◆ Task objective
How many of the lines here include "wordCounts"? Answer with a single number.

◆ Records to use
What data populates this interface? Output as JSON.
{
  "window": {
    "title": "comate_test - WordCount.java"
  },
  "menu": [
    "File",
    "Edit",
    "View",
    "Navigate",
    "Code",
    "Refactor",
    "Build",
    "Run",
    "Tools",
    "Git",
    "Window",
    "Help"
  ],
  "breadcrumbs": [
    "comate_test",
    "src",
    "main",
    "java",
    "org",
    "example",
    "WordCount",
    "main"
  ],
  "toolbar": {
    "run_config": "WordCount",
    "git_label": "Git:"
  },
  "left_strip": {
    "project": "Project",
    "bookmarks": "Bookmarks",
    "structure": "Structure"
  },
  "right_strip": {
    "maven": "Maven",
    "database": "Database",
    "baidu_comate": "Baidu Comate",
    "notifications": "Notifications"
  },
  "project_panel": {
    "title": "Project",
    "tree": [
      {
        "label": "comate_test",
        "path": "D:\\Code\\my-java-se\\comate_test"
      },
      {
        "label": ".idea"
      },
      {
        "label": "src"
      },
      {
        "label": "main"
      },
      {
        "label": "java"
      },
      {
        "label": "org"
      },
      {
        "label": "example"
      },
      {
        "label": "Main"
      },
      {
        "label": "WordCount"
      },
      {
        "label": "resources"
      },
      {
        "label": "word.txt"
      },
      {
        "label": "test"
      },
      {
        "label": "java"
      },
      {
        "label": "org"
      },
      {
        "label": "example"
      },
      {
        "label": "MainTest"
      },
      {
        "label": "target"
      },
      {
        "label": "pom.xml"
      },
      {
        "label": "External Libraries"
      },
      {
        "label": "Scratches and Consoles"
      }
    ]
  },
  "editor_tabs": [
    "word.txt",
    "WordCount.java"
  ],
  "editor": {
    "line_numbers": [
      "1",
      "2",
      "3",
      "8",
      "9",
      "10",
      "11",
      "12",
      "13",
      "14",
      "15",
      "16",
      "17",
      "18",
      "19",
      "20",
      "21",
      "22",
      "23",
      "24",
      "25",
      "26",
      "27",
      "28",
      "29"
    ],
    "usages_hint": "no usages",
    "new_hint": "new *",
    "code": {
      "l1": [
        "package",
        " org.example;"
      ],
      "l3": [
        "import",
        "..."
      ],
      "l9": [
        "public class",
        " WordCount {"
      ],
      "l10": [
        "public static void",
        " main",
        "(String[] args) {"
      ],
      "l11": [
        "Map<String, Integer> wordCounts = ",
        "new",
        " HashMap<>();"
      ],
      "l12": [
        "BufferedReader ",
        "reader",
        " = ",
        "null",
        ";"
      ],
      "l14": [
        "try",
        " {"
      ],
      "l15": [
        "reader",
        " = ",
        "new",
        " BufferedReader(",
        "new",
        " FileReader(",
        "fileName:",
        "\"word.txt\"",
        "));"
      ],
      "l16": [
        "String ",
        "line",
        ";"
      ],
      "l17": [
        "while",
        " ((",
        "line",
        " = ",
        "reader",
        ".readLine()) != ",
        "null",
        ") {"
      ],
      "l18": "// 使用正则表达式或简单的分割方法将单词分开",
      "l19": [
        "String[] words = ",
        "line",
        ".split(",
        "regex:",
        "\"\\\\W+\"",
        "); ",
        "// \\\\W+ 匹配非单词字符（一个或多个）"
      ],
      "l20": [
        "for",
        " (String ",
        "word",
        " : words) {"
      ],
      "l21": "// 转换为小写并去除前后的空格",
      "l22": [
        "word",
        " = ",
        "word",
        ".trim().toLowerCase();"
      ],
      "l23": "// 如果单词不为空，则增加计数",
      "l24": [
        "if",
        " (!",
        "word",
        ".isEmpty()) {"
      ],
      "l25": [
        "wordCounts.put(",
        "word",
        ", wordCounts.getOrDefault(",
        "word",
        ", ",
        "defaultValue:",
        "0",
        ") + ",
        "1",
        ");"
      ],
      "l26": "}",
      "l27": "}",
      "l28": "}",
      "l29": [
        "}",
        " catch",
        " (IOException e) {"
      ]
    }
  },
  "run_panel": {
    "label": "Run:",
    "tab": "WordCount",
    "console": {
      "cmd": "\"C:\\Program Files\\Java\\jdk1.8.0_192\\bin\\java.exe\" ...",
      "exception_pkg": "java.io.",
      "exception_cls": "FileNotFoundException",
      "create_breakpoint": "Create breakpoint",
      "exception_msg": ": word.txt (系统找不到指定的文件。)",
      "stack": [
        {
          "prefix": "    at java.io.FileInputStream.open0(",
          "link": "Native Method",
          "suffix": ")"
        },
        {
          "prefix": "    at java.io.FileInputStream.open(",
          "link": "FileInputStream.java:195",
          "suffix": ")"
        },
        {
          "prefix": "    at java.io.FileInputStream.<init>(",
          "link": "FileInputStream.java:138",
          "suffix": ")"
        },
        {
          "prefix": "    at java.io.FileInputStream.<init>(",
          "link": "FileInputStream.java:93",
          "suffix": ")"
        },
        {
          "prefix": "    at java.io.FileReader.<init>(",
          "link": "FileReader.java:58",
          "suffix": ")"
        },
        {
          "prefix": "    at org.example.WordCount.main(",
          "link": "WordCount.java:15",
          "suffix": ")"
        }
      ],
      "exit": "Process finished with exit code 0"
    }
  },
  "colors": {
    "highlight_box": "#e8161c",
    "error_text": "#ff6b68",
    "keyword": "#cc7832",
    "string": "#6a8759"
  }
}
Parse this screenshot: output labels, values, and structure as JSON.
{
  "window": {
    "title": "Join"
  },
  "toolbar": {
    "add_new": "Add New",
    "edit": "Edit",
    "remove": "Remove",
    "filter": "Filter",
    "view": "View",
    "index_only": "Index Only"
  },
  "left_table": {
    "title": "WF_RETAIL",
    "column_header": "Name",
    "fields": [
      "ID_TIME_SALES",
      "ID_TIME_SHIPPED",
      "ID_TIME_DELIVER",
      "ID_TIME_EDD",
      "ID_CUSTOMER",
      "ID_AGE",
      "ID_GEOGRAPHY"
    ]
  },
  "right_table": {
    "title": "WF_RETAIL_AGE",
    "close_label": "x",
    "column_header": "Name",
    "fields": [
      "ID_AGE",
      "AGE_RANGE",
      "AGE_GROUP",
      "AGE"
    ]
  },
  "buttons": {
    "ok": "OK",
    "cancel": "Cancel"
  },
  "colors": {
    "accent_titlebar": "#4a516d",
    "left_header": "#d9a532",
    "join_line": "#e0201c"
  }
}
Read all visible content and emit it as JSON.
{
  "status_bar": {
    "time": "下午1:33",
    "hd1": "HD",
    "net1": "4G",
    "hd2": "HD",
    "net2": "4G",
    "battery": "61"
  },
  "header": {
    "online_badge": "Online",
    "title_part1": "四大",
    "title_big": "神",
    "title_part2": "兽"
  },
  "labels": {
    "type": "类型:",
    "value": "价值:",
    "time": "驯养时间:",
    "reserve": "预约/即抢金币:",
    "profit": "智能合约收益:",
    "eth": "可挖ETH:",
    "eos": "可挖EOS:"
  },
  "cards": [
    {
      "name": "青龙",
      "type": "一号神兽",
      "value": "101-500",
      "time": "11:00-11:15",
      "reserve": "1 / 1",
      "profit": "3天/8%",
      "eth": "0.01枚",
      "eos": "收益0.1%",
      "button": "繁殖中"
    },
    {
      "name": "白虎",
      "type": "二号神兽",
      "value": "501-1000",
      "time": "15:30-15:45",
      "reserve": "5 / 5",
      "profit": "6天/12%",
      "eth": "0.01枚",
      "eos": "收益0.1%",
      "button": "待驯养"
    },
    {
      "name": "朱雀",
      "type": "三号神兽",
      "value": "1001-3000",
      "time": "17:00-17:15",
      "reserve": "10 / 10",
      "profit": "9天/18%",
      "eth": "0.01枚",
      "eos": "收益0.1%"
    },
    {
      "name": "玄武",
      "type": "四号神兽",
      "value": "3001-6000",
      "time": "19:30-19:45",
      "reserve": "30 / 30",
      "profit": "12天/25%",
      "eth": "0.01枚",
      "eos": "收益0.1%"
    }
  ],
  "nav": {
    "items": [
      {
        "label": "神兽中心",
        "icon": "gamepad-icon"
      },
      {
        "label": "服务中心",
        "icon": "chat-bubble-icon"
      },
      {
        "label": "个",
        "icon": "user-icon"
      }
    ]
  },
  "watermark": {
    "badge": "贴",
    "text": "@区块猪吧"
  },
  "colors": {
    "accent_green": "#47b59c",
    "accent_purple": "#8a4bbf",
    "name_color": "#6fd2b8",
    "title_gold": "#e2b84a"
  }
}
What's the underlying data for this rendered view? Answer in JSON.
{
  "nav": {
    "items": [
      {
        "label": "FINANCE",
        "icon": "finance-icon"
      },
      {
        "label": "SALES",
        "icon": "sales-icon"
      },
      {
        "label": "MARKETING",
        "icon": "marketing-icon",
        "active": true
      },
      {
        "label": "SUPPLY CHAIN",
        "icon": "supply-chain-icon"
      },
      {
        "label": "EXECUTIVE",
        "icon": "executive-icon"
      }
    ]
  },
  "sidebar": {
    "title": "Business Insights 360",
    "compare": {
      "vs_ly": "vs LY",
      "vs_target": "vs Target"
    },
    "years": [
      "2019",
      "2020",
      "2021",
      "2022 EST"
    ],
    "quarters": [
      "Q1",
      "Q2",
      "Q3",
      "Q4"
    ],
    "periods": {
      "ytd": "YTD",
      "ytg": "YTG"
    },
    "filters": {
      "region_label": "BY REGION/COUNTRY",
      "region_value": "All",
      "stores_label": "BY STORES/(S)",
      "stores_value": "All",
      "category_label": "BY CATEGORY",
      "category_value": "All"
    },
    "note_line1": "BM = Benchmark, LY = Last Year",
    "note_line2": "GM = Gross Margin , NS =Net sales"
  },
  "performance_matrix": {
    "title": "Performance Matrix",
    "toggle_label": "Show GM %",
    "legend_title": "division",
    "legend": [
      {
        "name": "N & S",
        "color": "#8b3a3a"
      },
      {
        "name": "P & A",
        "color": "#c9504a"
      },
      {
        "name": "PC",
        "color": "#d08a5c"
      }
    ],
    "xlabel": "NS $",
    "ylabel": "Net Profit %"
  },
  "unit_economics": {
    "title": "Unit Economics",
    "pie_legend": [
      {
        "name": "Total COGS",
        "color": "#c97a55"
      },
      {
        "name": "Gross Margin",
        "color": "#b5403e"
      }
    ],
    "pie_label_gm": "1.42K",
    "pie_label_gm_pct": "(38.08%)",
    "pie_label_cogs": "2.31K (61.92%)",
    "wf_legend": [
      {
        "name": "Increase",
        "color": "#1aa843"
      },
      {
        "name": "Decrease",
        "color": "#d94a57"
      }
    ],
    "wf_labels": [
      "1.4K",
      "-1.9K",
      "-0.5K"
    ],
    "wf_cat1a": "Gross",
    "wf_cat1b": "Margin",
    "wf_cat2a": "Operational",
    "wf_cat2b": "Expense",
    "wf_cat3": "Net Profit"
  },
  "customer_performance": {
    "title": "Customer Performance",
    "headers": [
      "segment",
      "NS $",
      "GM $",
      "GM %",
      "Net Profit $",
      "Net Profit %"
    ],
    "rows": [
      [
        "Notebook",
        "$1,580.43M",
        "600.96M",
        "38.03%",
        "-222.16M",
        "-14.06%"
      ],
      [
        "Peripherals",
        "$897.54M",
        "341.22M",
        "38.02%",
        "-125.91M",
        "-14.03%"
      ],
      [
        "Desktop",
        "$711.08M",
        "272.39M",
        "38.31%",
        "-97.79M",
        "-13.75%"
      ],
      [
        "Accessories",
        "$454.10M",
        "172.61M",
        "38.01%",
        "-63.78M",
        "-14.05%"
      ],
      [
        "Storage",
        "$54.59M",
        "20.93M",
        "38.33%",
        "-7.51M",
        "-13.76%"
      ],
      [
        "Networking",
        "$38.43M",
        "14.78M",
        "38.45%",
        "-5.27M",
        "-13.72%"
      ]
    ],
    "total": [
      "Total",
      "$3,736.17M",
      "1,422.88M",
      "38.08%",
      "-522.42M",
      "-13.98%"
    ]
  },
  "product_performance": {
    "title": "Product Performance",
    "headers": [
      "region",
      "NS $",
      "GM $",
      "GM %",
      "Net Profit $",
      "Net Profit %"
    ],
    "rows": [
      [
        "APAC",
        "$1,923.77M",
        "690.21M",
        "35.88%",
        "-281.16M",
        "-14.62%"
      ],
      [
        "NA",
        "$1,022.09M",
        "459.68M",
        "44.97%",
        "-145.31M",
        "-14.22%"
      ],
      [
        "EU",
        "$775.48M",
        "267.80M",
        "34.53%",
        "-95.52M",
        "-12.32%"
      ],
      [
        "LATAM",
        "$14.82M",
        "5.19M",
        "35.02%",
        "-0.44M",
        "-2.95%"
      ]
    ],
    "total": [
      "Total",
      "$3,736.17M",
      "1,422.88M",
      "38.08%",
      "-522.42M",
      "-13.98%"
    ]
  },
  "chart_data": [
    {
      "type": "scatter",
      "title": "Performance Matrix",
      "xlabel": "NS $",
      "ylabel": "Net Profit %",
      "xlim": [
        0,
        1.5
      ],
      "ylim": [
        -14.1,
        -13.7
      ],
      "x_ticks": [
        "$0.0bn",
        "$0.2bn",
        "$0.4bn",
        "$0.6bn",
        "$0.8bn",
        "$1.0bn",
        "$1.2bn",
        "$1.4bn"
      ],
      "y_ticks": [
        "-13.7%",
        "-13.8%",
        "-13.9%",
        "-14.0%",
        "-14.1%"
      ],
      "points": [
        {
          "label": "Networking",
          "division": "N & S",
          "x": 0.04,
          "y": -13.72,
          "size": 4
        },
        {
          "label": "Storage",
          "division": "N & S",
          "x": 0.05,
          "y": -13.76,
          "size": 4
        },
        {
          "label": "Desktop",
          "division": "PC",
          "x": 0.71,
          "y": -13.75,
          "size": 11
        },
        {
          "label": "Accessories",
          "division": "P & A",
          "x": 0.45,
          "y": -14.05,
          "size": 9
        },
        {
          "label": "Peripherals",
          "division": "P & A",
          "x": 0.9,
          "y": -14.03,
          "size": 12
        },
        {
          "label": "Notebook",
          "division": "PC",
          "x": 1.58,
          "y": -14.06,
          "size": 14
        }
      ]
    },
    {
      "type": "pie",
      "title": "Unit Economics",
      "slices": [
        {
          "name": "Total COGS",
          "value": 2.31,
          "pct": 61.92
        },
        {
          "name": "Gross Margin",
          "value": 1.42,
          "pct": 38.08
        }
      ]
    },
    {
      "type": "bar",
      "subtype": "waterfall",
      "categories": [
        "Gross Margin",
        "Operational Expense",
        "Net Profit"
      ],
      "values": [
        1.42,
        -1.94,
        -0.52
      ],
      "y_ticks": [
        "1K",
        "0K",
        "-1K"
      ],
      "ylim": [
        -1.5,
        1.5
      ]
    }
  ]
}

◆ Solution
3